Dataset listings of figures
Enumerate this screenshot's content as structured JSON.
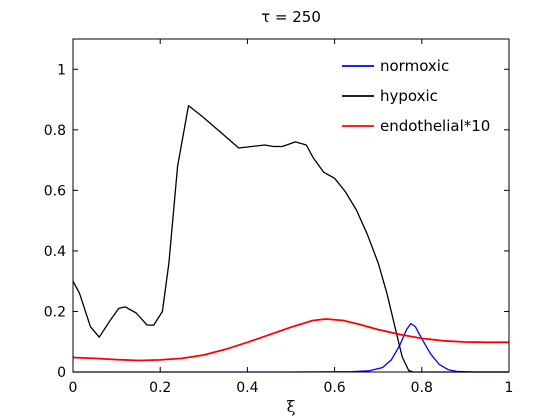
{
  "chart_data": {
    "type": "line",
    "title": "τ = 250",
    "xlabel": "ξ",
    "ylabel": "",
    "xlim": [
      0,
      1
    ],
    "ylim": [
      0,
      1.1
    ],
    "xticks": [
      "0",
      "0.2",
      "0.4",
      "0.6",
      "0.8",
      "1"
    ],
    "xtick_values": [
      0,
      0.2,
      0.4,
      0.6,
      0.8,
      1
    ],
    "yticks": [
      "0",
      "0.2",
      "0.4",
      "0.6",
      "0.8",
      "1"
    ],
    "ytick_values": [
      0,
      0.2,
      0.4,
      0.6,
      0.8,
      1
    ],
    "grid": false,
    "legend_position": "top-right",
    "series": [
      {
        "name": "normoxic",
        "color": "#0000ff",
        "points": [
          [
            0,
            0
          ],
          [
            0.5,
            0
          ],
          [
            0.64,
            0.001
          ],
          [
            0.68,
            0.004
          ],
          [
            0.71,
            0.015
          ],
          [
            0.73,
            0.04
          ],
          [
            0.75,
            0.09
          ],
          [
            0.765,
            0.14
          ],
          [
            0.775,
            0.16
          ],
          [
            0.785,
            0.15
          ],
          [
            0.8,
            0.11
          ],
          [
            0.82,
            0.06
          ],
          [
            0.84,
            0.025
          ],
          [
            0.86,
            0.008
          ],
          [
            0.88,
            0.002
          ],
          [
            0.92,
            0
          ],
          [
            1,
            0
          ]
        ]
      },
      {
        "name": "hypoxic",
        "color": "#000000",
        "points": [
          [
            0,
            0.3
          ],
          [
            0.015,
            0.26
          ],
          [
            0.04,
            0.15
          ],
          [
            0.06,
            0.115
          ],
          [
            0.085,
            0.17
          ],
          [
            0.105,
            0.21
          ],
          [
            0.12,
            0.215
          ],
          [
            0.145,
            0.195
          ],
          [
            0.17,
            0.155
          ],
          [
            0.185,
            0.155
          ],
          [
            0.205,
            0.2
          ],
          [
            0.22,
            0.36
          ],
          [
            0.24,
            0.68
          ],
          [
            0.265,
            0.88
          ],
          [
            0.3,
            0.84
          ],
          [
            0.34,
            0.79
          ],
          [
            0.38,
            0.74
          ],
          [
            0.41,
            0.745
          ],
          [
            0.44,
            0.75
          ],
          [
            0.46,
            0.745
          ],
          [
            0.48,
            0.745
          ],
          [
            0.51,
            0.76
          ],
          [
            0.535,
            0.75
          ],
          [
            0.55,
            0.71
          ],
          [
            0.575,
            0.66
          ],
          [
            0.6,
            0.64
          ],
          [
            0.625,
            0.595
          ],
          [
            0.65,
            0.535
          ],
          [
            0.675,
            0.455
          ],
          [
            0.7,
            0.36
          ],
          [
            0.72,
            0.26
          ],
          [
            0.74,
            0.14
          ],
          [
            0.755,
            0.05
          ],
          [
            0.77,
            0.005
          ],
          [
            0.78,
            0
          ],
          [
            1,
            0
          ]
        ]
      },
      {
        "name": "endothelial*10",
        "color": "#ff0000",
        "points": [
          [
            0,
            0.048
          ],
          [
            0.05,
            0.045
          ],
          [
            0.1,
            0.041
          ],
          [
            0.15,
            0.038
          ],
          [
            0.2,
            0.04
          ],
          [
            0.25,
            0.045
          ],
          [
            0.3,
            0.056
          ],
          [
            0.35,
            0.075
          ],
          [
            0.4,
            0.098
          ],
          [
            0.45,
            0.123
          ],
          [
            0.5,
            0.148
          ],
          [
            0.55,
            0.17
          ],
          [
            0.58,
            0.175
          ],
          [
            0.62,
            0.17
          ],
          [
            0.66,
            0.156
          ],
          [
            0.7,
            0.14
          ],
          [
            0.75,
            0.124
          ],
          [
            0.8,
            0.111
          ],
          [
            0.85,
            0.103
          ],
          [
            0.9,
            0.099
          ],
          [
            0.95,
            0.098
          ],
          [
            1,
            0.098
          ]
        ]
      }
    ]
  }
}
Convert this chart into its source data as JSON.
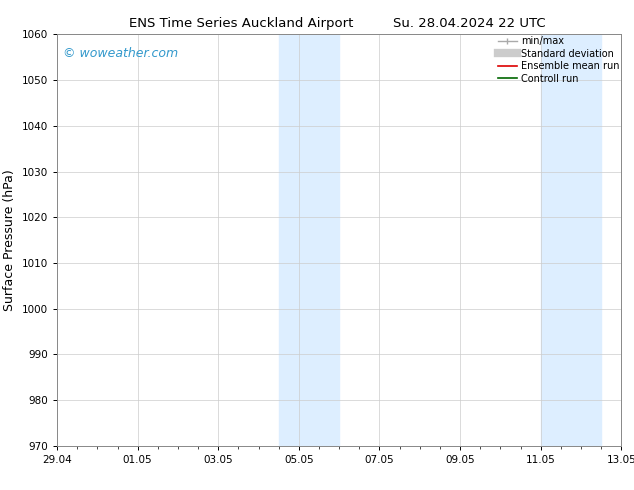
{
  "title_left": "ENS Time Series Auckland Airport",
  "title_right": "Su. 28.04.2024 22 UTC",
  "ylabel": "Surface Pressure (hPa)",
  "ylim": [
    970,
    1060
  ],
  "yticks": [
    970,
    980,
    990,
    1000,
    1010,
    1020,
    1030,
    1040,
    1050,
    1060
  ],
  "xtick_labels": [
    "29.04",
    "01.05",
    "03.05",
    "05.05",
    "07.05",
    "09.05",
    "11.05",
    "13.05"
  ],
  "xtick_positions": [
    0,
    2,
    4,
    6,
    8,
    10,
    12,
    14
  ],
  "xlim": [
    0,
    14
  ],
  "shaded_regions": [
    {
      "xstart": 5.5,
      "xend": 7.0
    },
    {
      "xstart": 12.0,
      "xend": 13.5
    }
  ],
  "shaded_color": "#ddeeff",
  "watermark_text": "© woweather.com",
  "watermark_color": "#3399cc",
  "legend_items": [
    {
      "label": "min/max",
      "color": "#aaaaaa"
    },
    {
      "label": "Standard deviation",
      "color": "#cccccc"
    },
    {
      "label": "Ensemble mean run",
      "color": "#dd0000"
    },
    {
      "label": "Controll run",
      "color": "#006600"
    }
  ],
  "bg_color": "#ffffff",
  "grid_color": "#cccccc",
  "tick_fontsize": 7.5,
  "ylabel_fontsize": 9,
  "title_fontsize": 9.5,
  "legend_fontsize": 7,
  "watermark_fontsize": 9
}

## [Task directions]
Every line above should be repeated exactly; pictures stay out of the copy.

## [The response]
Enumerate this screenshot's content as structured JSON.
{
  "chart_data": {
    "type": "line",
    "title": "τ = 250",
    "xlabel": "ξ",
    "ylabel": "",
    "xlim": [
      0,
      1
    ],
    "ylim": [
      0,
      1.1
    ],
    "xticks": [
      "0",
      "0.2",
      "0.4",
      "0.6",
      "0.8",
      "1"
    ],
    "xtick_values": [
      0,
      0.2,
      0.4,
      0.6,
      0.8,
      1
    ],
    "yticks": [
      "0",
      "0.2",
      "0.4",
      "0.6",
      "0.8",
      "1"
    ],
    "ytick_values": [
      0,
      0.2,
      0.4,
      0.6,
      0.8,
      1
    ],
    "grid": false,
    "legend_position": "top-right",
    "series": [
      {
        "name": "normoxic",
        "color": "#0000ff",
        "points": [
          [
            0,
            0
          ],
          [
            0.5,
            0
          ],
          [
            0.64,
            0.001
          ],
          [
            0.68,
            0.004
          ],
          [
            0.71,
            0.015
          ],
          [
            0.73,
            0.04
          ],
          [
            0.75,
            0.09
          ],
          [
            0.765,
            0.14
          ],
          [
            0.775,
            0.16
          ],
          [
            0.785,
            0.15
          ],
          [
            0.8,
            0.11
          ],
          [
            0.82,
            0.06
          ],
          [
            0.84,
            0.025
          ],
          [
            0.86,
            0.008
          ],
          [
            0.88,
            0.002
          ],
          [
            0.92,
            0
          ],
          [
            1,
            0
          ]
        ]
      },
      {
        "name": "hypoxic",
        "color": "#000000",
        "points": [
          [
            0,
            0.3
          ],
          [
            0.015,
            0.26
          ],
          [
            0.04,
            0.15
          ],
          [
            0.06,
            0.115
          ],
          [
            0.085,
            0.17
          ],
          [
            0.105,
            0.21
          ],
          [
            0.12,
            0.215
          ],
          [
            0.145,
            0.195
          ],
          [
            0.17,
            0.155
          ],
          [
            0.185,
            0.155
          ],
          [
            0.205,
            0.2
          ],
          [
            0.22,
            0.36
          ],
          [
            0.24,
            0.68
          ],
          [
            0.265,
            0.88
          ],
          [
            0.3,
            0.84
          ],
          [
            0.34,
            0.79
          ],
          [
            0.38,
            0.74
          ],
          [
            0.41,
            0.745
          ],
          [
            0.44,
            0.75
          ],
          [
            0.46,
            0.745
          ],
          [
            0.48,
            0.745
          ],
          [
            0.51,
            0.76
          ],
          [
            0.535,
            0.75
          ],
          [
            0.55,
            0.71
          ],
          [
            0.575,
            0.66
          ],
          [
            0.6,
            0.64
          ],
          [
            0.625,
            0.595
          ],
          [
            0.65,
            0.535
          ],
          [
            0.675,
            0.455
          ],
          [
            0.7,
            0.36
          ],
          [
            0.72,
            0.26
          ],
          [
            0.74,
            0.14
          ],
          [
            0.755,
            0.05
          ],
          [
            0.77,
            0.005
          ],
          [
            0.78,
            0
          ],
          [
            1,
            0
          ]
        ]
      },
      {
        "name": "endothelial*10",
        "color": "#ff0000",
        "points": [
          [
            0,
            0.048
          ],
          [
            0.05,
            0.045
          ],
          [
            0.1,
            0.041
          ],
          [
            0.15,
            0.038
          ],
          [
            0.2,
            0.04
          ],
          [
            0.25,
            0.045
          ],
          [
            0.3,
            0.056
          ],
          [
            0.35,
            0.075
          ],
          [
            0.4,
            0.098
          ],
          [
            0.45,
            0.123
          ],
          [
            0.5,
            0.148
          ],
          [
            0.55,
            0.17
          ],
          [
            0.58,
            0.175
          ],
          [
            0.62,
            0.17
          ],
          [
            0.66,
            0.156
          ],
          [
            0.7,
            0.14
          ],
          [
            0.75,
            0.124
          ],
          [
            0.8,
            0.111
          ],
          [
            0.85,
            0.103
          ],
          [
            0.9,
            0.099
          ],
          [
            0.95,
            0.098
          ],
          [
            1,
            0.098
          ]
        ]
      }
    ]
  }
}
Convert this chart into its source data as JSON.
{
  "title_left": "ENS Time Series Auckland Airport",
  "title_right": "Su. 28.04.2024 22 UTC",
  "ylabel": "Surface Pressure (hPa)",
  "ylim": [
    970,
    1060
  ],
  "yticks": [
    970,
    980,
    990,
    1000,
    1010,
    1020,
    1030,
    1040,
    1050,
    1060
  ],
  "xtick_labels": [
    "29.04",
    "01.05",
    "03.05",
    "05.05",
    "07.05",
    "09.05",
    "11.05",
    "13.05"
  ],
  "xtick_positions": [
    0,
    2,
    4,
    6,
    8,
    10,
    12,
    14
  ],
  "xlim": [
    0,
    14
  ],
  "shaded_regions": [
    {
      "xstart": 5.5,
      "xend": 7.0
    },
    {
      "xstart": 12.0,
      "xend": 13.5
    }
  ],
  "shaded_color": "#ddeeff",
  "watermark_text": "© woweather.com",
  "watermark_color": "#3399cc",
  "legend_items": [
    {
      "label": "min/max",
      "color": "#aaaaaa"
    },
    {
      "label": "Standard deviation",
      "color": "#cccccc"
    },
    {
      "label": "Ensemble mean run",
      "color": "#dd0000"
    },
    {
      "label": "Controll run",
      "color": "#006600"
    }
  ],
  "bg_color": "#ffffff",
  "grid_color": "#cccccc",
  "tick_fontsize": 7.5,
  "ylabel_fontsize": 9,
  "title_fontsize": 9.5,
  "legend_fontsize": 7,
  "watermark_fontsize": 9
}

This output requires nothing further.